## [Work to be completed]
Your answer should consist of each line below that includes the word "Arbetsplats".

** Opening Data section block **

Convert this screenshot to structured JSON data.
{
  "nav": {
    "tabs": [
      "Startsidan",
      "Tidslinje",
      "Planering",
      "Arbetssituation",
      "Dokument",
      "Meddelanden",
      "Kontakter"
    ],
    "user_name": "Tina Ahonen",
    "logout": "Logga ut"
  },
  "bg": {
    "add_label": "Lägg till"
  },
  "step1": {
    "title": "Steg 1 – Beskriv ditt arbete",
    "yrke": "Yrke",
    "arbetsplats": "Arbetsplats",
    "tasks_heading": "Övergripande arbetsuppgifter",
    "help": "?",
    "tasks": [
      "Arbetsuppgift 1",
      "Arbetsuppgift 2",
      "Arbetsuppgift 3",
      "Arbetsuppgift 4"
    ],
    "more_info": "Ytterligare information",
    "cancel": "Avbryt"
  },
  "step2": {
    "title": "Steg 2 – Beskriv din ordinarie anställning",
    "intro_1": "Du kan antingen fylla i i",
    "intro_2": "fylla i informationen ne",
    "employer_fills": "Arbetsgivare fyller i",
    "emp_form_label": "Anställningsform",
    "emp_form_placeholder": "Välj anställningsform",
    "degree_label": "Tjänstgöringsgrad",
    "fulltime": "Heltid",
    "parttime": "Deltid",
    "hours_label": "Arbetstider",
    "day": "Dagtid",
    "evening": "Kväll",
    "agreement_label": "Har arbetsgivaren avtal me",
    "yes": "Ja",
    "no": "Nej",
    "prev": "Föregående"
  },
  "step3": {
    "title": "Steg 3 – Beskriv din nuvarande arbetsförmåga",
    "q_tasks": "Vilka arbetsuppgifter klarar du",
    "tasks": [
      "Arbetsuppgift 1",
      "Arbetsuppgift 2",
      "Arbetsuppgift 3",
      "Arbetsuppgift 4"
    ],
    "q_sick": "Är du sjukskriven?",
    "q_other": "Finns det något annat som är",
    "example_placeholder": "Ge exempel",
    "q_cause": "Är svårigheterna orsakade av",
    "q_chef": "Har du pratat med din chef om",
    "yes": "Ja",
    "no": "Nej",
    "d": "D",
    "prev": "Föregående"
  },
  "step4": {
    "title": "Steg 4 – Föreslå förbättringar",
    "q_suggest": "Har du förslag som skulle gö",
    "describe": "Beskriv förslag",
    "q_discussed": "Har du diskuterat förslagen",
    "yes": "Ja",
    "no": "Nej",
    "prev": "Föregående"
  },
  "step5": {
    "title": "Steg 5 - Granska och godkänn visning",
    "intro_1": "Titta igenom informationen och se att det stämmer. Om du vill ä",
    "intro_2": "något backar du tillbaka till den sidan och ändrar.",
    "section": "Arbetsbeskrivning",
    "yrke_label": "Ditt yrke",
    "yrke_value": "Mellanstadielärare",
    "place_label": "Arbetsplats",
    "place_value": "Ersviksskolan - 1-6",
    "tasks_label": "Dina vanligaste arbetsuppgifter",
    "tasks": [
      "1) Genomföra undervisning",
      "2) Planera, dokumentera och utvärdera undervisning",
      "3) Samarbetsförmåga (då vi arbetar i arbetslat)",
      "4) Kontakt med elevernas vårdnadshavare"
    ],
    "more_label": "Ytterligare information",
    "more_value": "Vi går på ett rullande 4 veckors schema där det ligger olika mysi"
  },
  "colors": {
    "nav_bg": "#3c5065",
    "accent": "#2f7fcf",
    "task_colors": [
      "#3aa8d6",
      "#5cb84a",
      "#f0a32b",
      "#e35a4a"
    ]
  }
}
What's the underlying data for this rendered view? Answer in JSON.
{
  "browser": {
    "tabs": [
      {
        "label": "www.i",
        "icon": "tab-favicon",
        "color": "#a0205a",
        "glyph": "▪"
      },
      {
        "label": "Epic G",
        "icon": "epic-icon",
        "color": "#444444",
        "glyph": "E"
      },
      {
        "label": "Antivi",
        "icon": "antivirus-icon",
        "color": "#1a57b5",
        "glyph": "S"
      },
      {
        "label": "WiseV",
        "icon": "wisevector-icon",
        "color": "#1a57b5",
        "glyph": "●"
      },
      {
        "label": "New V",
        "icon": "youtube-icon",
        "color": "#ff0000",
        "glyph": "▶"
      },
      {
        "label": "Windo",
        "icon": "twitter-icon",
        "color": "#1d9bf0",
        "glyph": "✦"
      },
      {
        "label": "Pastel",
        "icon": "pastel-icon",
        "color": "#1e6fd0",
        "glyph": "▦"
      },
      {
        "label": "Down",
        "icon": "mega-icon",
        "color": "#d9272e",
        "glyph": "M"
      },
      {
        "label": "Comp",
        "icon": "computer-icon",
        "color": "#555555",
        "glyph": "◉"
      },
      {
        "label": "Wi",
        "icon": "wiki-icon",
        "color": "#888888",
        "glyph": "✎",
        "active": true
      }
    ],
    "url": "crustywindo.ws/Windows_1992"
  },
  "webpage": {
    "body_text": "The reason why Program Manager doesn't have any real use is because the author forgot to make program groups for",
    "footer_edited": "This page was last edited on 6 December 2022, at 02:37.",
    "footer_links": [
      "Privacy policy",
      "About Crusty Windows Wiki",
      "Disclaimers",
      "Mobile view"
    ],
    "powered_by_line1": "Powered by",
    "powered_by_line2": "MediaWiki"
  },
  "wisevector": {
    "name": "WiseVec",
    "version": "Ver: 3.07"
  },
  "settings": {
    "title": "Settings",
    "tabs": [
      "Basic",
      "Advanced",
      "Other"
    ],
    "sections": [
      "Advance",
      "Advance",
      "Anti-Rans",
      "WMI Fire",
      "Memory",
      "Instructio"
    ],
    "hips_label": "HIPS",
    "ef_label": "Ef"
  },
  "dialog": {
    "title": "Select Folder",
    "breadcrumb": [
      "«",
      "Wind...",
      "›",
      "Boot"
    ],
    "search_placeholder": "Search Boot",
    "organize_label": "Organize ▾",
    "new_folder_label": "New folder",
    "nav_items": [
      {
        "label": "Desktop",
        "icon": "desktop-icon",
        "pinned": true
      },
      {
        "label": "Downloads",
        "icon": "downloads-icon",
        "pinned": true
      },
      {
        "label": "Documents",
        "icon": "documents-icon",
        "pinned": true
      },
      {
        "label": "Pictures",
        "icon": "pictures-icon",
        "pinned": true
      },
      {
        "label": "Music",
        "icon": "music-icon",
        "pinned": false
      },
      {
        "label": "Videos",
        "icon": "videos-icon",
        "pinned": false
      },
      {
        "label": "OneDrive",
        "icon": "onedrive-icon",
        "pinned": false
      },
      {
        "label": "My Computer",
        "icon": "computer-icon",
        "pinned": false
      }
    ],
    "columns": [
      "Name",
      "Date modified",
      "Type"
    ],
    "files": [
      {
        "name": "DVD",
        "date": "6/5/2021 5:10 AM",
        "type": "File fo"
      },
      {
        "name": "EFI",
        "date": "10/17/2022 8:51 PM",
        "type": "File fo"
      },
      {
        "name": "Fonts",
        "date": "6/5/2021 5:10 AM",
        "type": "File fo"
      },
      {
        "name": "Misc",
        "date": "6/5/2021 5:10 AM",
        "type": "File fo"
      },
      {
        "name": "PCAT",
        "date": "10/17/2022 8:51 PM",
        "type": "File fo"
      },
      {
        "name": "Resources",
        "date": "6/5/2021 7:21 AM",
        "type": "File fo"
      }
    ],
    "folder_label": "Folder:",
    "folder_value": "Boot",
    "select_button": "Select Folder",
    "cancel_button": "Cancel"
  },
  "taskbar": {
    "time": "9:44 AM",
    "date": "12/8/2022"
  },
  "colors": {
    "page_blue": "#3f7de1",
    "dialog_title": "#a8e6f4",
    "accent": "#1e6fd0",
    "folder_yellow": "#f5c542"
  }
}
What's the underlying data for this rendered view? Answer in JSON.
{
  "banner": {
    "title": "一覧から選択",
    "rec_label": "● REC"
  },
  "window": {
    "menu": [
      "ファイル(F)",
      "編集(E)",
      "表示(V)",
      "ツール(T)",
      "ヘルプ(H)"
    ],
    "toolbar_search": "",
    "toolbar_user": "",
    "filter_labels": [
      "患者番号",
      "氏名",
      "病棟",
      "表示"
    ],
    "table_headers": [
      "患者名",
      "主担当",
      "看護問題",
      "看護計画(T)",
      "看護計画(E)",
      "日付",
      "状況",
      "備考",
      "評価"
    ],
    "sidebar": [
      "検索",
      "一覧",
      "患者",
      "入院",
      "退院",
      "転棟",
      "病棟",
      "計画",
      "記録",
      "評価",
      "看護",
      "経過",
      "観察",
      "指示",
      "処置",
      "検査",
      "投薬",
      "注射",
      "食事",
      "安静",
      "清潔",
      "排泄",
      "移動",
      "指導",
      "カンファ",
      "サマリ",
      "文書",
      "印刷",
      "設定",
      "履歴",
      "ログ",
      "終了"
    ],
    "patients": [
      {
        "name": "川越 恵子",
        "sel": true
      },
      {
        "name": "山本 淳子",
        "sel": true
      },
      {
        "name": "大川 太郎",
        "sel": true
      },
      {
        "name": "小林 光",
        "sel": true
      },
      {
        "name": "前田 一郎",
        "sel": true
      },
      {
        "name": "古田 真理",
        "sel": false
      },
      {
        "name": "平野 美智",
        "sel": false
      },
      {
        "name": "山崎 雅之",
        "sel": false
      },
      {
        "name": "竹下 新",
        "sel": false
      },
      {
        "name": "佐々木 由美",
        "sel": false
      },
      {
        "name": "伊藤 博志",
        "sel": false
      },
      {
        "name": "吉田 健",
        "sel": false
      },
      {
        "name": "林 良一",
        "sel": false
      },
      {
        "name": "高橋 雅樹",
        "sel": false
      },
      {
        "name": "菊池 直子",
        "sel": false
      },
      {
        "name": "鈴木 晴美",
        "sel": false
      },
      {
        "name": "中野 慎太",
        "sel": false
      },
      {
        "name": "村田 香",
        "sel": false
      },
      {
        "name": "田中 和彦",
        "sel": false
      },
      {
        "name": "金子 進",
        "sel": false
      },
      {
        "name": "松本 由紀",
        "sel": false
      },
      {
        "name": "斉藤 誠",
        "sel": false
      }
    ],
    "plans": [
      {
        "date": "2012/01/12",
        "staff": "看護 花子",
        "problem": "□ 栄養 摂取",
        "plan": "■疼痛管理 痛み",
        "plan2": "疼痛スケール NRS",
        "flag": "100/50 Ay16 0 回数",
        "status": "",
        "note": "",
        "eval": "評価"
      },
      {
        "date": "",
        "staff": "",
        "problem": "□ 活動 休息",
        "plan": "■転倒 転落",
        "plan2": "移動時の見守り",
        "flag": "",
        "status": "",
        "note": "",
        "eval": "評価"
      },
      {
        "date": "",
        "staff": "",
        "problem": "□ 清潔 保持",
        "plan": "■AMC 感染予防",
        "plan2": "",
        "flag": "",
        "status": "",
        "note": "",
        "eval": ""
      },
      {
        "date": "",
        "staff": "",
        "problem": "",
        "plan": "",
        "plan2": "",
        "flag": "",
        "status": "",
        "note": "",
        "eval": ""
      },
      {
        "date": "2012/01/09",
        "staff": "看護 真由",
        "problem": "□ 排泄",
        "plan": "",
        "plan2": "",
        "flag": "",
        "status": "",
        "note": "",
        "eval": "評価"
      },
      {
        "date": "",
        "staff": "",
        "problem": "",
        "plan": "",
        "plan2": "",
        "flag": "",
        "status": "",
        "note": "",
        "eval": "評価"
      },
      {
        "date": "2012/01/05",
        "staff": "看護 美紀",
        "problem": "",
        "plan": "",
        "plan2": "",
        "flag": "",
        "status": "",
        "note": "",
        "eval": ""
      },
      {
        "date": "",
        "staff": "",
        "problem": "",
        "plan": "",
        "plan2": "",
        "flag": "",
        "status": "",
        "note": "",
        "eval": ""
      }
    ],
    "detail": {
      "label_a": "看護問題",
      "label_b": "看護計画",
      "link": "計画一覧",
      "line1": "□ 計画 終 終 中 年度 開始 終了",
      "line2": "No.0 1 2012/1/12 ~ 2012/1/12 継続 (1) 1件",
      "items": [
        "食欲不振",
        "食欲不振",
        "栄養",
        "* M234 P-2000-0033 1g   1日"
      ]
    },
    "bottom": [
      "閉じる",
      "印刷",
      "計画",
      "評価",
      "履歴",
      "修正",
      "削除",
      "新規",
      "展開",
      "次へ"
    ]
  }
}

** Closing Data section block **

## [Answer space]
    "arbetsplats": "Arbetsplats",
    "place_label": "Arbetsplats",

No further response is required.